Extracted records:

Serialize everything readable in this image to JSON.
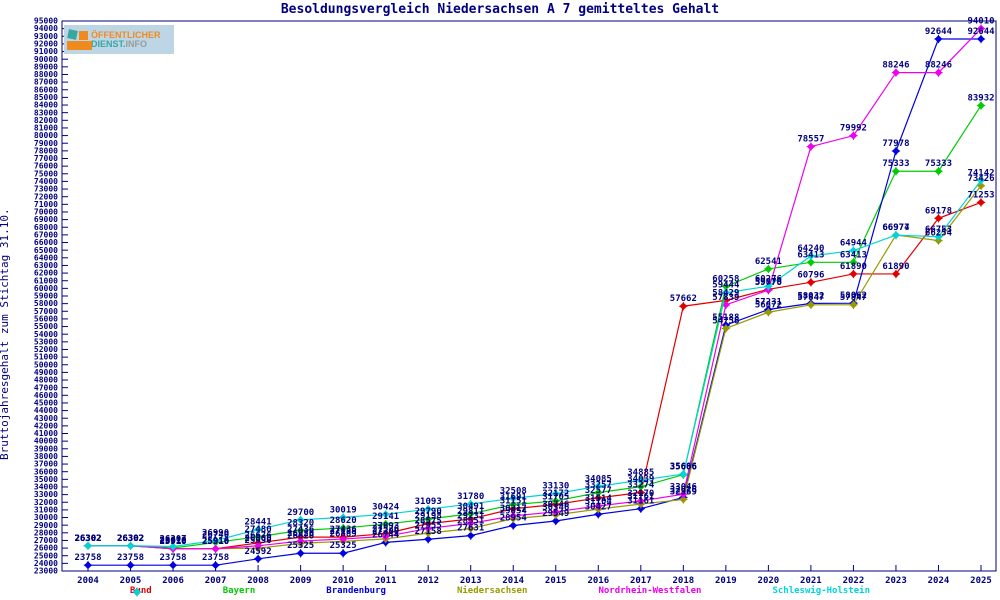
{
  "logo": {
    "line1": "ÖFFENTLICHER",
    "line2_teal": "DIENST.",
    "line2_gray": "INFO",
    "orange": "#f18a1e",
    "teal": "#3aa6a0"
  },
  "chart_data": {
    "type": "line",
    "title": "Besoldungsvergleich Niedersachsen A 7 gemitteltes Gehalt",
    "xlabel": "",
    "ylabel": "Bruttojahresgehalt zum Stichtag 31.10.",
    "ylim": [
      23000,
      95000
    ],
    "ytick_step": 1000,
    "grid": false,
    "legend_position": "bottom",
    "axis_color": "#000080",
    "label_color": "#000080",
    "categories": [
      "2004",
      "2005",
      "2006",
      "2007",
      "2008",
      "2009",
      "2010",
      "2011",
      "2012",
      "2013",
      "2014",
      "2015",
      "2016",
      "2017",
      "2018",
      "2019",
      "2020",
      "2021",
      "2022",
      "2023",
      "2024",
      "2025"
    ],
    "series": [
      {
        "name": "Bund",
        "color": "#e00000",
        "values": [
          26302,
          26302,
          25916,
          25916,
          26676,
          27436,
          27436,
          27893,
          29198,
          29811,
          31151,
          31705,
          32577,
          33274,
          57662,
          58429,
          59878,
          60796,
          61890,
          61890,
          69178,
          71253
        ]
      },
      {
        "name": "Bayern",
        "color": "#00cc00",
        "values": [
          26302,
          26302,
          26010,
          26740,
          27480,
          28320,
          28620,
          29141,
          29790,
          30491,
          31691,
          32172,
          33257,
          34039,
          35606,
          60258,
          62541,
          63413,
          63413,
          75333,
          75333,
          83932
        ]
      },
      {
        "name": "Brandenburg",
        "color": "#0000e0",
        "values": [
          23758,
          23758,
          23758,
          23758,
          24592,
          25325,
          25325,
          26744,
          27158,
          27631,
          28954,
          29549,
          30427,
          31161,
          32626,
          55188,
          57231,
          58032,
          58062,
          77978,
          92644,
          92644
        ]
      },
      {
        "name": "Niedersachsen",
        "color": "#999900",
        "values": [
          26302,
          26302,
          25910,
          25910,
          25990,
          26620,
          26889,
          27200,
          27955,
          28551,
          29854,
          30346,
          31104,
          31761,
          32369,
          54756,
          56872,
          57847,
          57847,
          66977,
          66254,
          73426
        ]
      },
      {
        "name": "Nordrhein-Westfalen",
        "color": "#ee00ee",
        "values": [
          26302,
          26302,
          25910,
          25910,
          26300,
          26920,
          27188,
          27526,
          28575,
          29231,
          30217,
          30746,
          31514,
          32170,
          33046,
          57839,
          59770,
          78557,
          79992,
          88246,
          88246,
          94010
        ]
      },
      {
        "name": "Schleswig-Holstein",
        "color": "#00d5d5",
        "values": [
          26302,
          26302,
          26207,
          26990,
          28441,
          29700,
          30019,
          30424,
          31093,
          31780,
          32508,
          33130,
          34085,
          34885,
          35686,
          59444,
          60276,
          64240,
          64944,
          66974,
          66753,
          74142
        ]
      }
    ]
  }
}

* [DIRECTION] Print the records word for word and exclude any picture they hold.

* [RESPONSE TO THE TASK]
Serialize everything readable in this image to JSON.
{
  "logo": {
    "line1": "ÖFFENTLICHER",
    "line2_teal": "DIENST.",
    "line2_gray": "INFO",
    "orange": "#f18a1e",
    "teal": "#3aa6a0"
  },
  "chart_data": {
    "type": "line",
    "title": "Besoldungsvergleich Niedersachsen A 7 gemitteltes Gehalt",
    "xlabel": "",
    "ylabel": "Bruttojahresgehalt zum Stichtag 31.10.",
    "ylim": [
      23000,
      95000
    ],
    "ytick_step": 1000,
    "grid": false,
    "legend_position": "bottom",
    "axis_color": "#000080",
    "label_color": "#000080",
    "categories": [
      "2004",
      "2005",
      "2006",
      "2007",
      "2008",
      "2009",
      "2010",
      "2011",
      "2012",
      "2013",
      "2014",
      "2015",
      "2016",
      "2017",
      "2018",
      "2019",
      "2020",
      "2021",
      "2022",
      "2023",
      "2024",
      "2025"
    ],
    "series": [
      {
        "name": "Bund",
        "color": "#e00000",
        "values": [
          26302,
          26302,
          25916,
          25916,
          26676,
          27436,
          27436,
          27893,
          29198,
          29811,
          31151,
          31705,
          32577,
          33274,
          57662,
          58429,
          59878,
          60796,
          61890,
          61890,
          69178,
          71253
        ]
      },
      {
        "name": "Bayern",
        "color": "#00cc00",
        "values": [
          26302,
          26302,
          26010,
          26740,
          27480,
          28320,
          28620,
          29141,
          29790,
          30491,
          31691,
          32172,
          33257,
          34039,
          35606,
          60258,
          62541,
          63413,
          63413,
          75333,
          75333,
          83932
        ]
      },
      {
        "name": "Brandenburg",
        "color": "#0000e0",
        "values": [
          23758,
          23758,
          23758,
          23758,
          24592,
          25325,
          25325,
          26744,
          27158,
          27631,
          28954,
          29549,
          30427,
          31161,
          32626,
          55188,
          57231,
          58032,
          58062,
          77978,
          92644,
          92644
        ]
      },
      {
        "name": "Niedersachsen",
        "color": "#999900",
        "values": [
          26302,
          26302,
          25910,
          25910,
          25990,
          26620,
          26889,
          27200,
          27955,
          28551,
          29854,
          30346,
          31104,
          31761,
          32369,
          54756,
          56872,
          57847,
          57847,
          66977,
          66254,
          73426
        ]
      },
      {
        "name": "Nordrhein-Westfalen",
        "color": "#ee00ee",
        "values": [
          26302,
          26302,
          25910,
          25910,
          26300,
          26920,
          27188,
          27526,
          28575,
          29231,
          30217,
          30746,
          31514,
          32170,
          33046,
          57839,
          59770,
          78557,
          79992,
          88246,
          88246,
          94010
        ]
      },
      {
        "name": "Schleswig-Holstein",
        "color": "#00d5d5",
        "values": [
          26302,
          26302,
          26207,
          26990,
          28441,
          29700,
          30019,
          30424,
          31093,
          31780,
          32508,
          33130,
          34085,
          34885,
          35686,
          59444,
          60276,
          64240,
          64944,
          66974,
          66753,
          74142
        ]
      }
    ]
  }
}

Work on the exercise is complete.